→ Description of the task: Output nothing but the number of lines that include the word "Business".
START Data listing
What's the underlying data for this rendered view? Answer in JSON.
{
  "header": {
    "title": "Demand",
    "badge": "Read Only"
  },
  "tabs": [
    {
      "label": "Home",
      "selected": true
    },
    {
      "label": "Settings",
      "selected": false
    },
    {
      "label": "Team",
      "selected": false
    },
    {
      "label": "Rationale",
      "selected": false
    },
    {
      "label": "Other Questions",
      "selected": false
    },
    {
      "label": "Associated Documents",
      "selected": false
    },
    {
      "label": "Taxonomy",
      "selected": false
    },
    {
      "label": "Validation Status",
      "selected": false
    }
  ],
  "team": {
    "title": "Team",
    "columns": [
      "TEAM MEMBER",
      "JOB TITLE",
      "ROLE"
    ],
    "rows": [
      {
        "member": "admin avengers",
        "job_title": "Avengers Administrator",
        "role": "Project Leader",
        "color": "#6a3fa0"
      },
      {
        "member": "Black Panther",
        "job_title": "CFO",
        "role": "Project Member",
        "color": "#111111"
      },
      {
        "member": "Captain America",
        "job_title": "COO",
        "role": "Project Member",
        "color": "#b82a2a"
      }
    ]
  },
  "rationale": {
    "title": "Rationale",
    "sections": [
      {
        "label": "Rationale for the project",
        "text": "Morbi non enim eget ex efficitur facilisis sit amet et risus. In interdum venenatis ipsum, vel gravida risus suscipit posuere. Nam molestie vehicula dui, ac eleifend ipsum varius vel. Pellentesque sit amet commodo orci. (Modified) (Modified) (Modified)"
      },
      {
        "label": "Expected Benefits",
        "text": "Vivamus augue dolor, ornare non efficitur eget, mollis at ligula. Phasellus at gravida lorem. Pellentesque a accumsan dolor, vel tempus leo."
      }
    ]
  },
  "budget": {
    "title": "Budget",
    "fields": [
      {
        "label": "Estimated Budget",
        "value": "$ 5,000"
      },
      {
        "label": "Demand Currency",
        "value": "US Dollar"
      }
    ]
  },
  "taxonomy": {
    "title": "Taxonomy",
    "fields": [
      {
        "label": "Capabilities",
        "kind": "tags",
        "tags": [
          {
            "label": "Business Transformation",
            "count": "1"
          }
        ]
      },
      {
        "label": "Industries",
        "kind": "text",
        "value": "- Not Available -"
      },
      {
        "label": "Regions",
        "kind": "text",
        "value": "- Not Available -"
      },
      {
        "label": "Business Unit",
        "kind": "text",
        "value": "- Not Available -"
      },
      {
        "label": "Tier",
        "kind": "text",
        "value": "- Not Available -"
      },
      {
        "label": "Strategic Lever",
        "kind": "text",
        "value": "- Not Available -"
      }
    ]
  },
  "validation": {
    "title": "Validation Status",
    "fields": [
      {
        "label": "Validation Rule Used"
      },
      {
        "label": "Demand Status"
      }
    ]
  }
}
END Data listing
→ Written response: 2